This makes Npgsql return connections only to the primary server, regardless of where it's located in the host list you provide.

You can also get a separate data source which will only return connections to a specific server type. For example, you can create a primary-only data sources in your application startup, and use that data source as usual:

// At startup:
_primaryDataSource = dataSource.WithTargetSession(TargetSessionAttributes.Primary);

// ... and wherever you need a connection:
await using var connection = await _primaryDataSource.OpenConnectionAsync();

Load distribution

Going a step further, it's important to understand that applications don't always make use of the database in the same way; some parts of your application only need to read data from the database, while others need to write data. If you have one or more standby servers, Npgsql can dispatch read-only queries to those servers to reduce the load on your primary. While the failover setup described above improves reliability, this technique improves performance.

You can tell Npgsql that you prefer a connection to a standby:

// At startup:
_preferStandbyDatASource = dataSource.WithTargetSession(TargetSessionAttributes.PreferStandby);

// ... and wherever you need a connection:
await using var connection = await _preferStandbyDatASource.OpenConnectionAsync();

With "prefer standby", as long as at least one standby server is available, Npgsql returns connections to that server. However, if all standby servers are down (or have exhausted their Max Pool Size setting), a connection to the primary is returned instead.

The following options are supported for the target session attributes:

Option Description
Any Any successful connection is acceptable.
Primary Server must not be in hot standby mode (pg_is_in_recovery() must return false).
Standby Server must be in hot standby mode (pg_is_in_recovery() must return true).
PreferPrimary First try to find a primary server, but if none of the listed hosts is a primary server, try again in Any mode.
PreferStandby First try to find a standby server, but if none of the listed hosts is a standby server, try again in Any mode.
ReadWrite Session must accept read-write transactions by default (that is, the server must not be in hot standby mode and the default_transaction_read_only parameter must be off).
ReadOnly Session must not accept read-write transactions by default (the converse).
——————————
Your tasks:
1. Using the Npgsql text, decide whether each statement is true. Answer yes or no for each, quoting the words that decide it.
(a) With the PreferStandby option, Npgsql returns a connection to the primary when all standby servers are down.
(b) The Standby option requires pg_is_in_recovery() to return false.
(c) Sending read-only queries to standby servers is presented as a way to improve reliability.
2. Continue the Npgsql text past the last line of its options table, in the same style.
The listing after the Npgsql text was taken from a separate source.

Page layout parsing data
——————————
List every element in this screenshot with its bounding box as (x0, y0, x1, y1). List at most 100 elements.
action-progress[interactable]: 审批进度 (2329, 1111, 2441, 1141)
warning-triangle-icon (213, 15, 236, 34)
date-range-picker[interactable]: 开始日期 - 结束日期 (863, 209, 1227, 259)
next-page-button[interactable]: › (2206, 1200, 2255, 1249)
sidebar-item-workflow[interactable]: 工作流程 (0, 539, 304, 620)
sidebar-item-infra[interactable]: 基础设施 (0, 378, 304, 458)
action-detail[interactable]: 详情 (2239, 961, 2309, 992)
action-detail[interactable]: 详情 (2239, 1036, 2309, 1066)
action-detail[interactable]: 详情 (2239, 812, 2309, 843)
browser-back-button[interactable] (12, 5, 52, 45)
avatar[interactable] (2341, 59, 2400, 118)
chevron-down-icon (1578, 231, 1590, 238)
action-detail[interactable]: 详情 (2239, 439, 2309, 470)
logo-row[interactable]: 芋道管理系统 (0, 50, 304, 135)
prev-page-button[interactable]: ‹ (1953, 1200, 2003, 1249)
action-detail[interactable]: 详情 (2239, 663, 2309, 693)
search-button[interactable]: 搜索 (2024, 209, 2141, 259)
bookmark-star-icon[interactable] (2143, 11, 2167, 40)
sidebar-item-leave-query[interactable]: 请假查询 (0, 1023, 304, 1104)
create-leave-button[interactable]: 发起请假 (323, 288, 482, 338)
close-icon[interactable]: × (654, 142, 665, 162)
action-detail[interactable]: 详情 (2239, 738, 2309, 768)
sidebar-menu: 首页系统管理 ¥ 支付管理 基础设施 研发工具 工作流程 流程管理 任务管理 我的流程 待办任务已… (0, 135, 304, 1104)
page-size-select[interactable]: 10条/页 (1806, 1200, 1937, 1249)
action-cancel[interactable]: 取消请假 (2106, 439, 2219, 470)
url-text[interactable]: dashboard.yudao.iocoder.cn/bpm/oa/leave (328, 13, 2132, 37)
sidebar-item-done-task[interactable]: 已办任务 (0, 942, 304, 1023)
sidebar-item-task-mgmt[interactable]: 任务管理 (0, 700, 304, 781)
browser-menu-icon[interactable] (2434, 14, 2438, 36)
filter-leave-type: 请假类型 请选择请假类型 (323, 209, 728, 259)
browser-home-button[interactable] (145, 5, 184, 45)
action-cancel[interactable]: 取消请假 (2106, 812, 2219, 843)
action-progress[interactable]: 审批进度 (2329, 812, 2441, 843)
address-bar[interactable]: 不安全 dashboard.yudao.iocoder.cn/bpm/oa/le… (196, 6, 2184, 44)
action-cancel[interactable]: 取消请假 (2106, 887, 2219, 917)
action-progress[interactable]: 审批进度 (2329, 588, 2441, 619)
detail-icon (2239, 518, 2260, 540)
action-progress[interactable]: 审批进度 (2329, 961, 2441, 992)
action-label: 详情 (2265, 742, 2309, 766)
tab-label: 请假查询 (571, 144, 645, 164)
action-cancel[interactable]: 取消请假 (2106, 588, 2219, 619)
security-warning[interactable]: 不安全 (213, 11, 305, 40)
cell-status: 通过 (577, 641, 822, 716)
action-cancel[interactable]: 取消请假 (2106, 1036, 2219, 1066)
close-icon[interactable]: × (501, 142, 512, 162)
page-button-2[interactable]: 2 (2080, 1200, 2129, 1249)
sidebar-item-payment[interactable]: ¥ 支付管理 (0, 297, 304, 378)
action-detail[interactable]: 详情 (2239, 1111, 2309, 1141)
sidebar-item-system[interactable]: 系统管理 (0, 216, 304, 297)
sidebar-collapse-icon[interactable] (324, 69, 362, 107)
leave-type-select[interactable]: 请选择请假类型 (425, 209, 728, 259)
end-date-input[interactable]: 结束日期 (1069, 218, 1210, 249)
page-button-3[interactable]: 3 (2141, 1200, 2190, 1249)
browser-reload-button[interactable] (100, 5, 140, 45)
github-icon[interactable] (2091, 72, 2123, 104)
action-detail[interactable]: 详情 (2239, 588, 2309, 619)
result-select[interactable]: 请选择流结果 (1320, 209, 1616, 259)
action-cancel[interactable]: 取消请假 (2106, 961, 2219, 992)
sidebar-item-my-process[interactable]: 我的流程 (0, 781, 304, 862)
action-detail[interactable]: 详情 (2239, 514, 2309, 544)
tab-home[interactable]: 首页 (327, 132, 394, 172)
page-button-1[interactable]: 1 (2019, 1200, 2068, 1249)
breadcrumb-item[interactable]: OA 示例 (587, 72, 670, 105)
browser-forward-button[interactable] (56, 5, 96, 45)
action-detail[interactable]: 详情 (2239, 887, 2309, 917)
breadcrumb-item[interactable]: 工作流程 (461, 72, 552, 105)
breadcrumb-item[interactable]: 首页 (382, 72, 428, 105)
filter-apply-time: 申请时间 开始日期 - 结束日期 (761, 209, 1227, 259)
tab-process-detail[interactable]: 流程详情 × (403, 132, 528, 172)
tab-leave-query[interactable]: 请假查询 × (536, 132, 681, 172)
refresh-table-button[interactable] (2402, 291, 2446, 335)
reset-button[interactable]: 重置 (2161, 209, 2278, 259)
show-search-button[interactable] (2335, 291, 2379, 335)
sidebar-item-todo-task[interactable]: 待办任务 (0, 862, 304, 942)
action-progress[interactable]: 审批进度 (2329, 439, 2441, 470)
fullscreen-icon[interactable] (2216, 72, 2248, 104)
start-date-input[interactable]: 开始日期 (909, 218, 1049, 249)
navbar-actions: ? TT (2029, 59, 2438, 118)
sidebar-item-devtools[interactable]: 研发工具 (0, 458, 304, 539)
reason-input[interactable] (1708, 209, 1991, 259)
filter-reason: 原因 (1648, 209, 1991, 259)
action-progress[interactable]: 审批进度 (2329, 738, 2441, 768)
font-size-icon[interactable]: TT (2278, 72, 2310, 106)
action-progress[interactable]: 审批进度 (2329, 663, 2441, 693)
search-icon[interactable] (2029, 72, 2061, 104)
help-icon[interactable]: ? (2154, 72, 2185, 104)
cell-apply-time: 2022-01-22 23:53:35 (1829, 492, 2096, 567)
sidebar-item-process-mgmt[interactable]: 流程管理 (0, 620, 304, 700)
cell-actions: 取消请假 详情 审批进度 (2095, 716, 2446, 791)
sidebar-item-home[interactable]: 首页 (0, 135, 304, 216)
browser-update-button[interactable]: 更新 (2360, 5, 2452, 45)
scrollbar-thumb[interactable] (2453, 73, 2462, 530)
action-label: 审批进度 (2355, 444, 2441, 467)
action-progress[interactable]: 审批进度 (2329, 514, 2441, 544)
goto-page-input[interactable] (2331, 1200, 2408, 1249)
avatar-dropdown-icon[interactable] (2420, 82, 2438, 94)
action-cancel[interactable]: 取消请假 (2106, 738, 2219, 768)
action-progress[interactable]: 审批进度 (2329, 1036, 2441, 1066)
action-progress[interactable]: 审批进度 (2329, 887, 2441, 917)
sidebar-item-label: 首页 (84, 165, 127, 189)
——————————
Task results:
1.
(a) Yes: "if all standby servers are down (or have exhausted their Max Pool Size setting), a connection to the primary is returned instead."
(b) No: "Server must be in hot standby mode (pg_is_in_recovery() must return true)."
(c) No: "While the failover setup described above improves reliability, this technique improves performance."

2.
Npgsql detects whether a server is a primary or a standby by occasionally querying pg_is_in_recovery(), and whether a server is read-write or read-only by querying default_transaction_read_only - this is consistent with how PostgreSQL's libpq implements target_session_attributes. Servers are queried just before a connection is returned from the pool; the query intervals can be controlled via the Host Recheck Seconds parameter (10 seconds by default).

Note

If you choose to distribute load across multiple servers, make sure you understand what consistency guarantees are provided by PostgreSQL in your particular setup. In some cases, hot standbys lag behind their primary servers, and will therefore return slightly out-of-date results. This is usually OK, but if you require up-to-date results at all times, synchronous commit may provide a good solution (albeit with a performance cost).

Load balancing

We have seen how to select servers based on the type of workload we want to execute. However, in the above examples, Npgsql still attempts to return connections based on the host order specified in the connection string; this concentrates load on a single primary and possibly a single secondary, and doesn't balance load across multiple servers of the same type.

You can specify Load Balance Hosts=true in the connection string to instruct Npgsql to load balance across all servers, by returning connections in round-robin fashion:

Host=server1,server2,server3,server4,server5;Username=test;Password=test;Load Balance Hosts=true;Target Session Attributes=prefer-standby

With this connection string, every time a connection is opened, Npgsql starts at a different point in the list. For example, in the 3rd connection attempt, Npgsql first tries to return a connection to server3; if that server is reachable and is a standby, it is selected. This allows spreading your (typically read-only) application load across all available servers, and can greatly improve your scalability.